● **Source material**:
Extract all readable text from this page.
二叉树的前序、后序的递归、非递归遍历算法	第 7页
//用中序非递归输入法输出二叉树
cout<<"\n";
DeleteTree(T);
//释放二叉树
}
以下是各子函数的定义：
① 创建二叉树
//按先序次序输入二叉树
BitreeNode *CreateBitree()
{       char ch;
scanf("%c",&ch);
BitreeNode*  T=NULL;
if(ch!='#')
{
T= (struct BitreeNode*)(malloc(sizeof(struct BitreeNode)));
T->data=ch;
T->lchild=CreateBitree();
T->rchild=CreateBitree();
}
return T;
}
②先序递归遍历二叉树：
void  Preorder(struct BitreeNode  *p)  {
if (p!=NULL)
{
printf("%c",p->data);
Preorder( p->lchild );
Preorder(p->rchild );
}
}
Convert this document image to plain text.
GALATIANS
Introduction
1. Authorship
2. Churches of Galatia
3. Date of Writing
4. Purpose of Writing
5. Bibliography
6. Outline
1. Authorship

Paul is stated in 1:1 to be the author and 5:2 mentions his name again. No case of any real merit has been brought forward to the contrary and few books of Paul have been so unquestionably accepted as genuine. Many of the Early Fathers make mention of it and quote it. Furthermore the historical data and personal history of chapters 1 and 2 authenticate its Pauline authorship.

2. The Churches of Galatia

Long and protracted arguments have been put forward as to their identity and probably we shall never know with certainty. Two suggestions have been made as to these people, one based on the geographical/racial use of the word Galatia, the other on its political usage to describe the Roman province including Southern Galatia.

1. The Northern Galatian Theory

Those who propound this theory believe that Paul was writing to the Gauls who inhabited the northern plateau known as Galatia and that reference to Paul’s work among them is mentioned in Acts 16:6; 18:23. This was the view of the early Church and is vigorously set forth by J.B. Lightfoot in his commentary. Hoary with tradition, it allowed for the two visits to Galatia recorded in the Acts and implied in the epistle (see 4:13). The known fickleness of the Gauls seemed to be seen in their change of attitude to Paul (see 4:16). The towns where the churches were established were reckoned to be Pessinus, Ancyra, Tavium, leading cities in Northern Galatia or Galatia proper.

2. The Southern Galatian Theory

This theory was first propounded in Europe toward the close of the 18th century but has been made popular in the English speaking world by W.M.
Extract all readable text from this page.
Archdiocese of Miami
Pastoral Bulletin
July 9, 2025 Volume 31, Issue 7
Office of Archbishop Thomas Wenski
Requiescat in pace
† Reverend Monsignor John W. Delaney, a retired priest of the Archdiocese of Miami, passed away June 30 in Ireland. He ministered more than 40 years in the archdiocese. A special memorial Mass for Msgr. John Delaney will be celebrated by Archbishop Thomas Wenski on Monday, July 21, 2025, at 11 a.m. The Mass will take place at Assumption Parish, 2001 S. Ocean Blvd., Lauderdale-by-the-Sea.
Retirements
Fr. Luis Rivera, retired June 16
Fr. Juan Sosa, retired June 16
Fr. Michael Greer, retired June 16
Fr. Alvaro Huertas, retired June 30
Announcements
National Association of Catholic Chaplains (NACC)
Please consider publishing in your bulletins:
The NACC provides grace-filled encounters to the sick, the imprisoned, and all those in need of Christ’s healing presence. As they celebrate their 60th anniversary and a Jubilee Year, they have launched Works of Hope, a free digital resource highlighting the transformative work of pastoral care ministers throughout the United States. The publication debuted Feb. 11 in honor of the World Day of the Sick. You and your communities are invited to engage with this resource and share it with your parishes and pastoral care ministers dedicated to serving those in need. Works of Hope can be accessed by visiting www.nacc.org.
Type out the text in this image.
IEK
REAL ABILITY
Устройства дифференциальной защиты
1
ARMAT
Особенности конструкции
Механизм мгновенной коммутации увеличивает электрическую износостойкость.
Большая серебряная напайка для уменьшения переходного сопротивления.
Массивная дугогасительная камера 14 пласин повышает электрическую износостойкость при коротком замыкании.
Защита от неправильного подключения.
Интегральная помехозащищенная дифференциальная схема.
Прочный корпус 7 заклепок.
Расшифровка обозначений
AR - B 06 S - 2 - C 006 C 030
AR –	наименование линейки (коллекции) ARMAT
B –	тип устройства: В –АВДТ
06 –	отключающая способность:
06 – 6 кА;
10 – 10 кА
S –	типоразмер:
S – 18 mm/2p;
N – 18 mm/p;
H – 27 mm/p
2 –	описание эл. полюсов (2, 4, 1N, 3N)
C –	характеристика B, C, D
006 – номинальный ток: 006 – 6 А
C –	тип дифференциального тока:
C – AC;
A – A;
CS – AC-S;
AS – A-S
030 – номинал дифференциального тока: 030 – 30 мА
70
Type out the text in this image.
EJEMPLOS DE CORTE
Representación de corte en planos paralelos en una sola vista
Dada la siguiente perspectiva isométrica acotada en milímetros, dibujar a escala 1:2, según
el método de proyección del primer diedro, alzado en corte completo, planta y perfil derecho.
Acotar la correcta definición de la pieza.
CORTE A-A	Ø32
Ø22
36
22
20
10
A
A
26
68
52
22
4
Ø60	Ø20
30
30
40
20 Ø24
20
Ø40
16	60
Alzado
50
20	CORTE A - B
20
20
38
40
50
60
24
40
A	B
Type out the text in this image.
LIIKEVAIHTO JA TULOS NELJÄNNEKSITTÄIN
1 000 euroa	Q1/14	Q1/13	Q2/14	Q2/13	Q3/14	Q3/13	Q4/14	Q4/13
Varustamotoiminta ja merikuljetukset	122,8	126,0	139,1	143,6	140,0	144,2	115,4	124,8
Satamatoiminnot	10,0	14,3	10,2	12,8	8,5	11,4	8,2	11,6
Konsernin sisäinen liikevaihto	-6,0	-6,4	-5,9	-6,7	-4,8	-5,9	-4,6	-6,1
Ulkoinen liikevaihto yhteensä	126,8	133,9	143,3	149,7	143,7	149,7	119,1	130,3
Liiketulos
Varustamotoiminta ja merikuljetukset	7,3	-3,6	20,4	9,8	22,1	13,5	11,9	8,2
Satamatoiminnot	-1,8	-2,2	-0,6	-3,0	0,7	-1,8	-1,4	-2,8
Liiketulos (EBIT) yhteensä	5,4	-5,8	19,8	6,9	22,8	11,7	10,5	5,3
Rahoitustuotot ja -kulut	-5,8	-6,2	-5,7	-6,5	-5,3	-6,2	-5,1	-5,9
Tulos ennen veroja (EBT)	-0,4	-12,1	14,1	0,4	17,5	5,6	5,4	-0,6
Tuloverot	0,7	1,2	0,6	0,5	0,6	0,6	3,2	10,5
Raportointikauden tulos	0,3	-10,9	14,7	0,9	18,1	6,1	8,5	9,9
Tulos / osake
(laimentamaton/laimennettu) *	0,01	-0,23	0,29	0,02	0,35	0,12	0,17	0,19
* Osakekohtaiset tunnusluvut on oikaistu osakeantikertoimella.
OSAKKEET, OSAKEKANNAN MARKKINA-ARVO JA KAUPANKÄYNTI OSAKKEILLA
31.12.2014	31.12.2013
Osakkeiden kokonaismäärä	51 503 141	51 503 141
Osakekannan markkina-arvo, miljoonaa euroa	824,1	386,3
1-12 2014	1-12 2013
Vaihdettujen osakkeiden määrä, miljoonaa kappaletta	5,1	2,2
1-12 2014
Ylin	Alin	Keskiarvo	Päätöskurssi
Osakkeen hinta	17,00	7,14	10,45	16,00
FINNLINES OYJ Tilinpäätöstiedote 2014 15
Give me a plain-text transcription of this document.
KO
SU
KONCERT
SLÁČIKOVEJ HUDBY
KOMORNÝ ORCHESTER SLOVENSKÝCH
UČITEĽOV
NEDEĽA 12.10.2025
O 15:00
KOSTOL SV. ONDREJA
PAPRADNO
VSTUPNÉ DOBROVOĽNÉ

● **Goal**: Extract from the data every line where "yhteensä" shows up.

● **Response below**:
Ulkoinen liikevaihto yhteensä	126,8	133,9	143,3	149,7	143,7	149,7	119,1	130,3
Liiketulos (EBIT) yhteensä	5,4	-5,8	19,8	6,9	22,8	11,7	10,5	5,3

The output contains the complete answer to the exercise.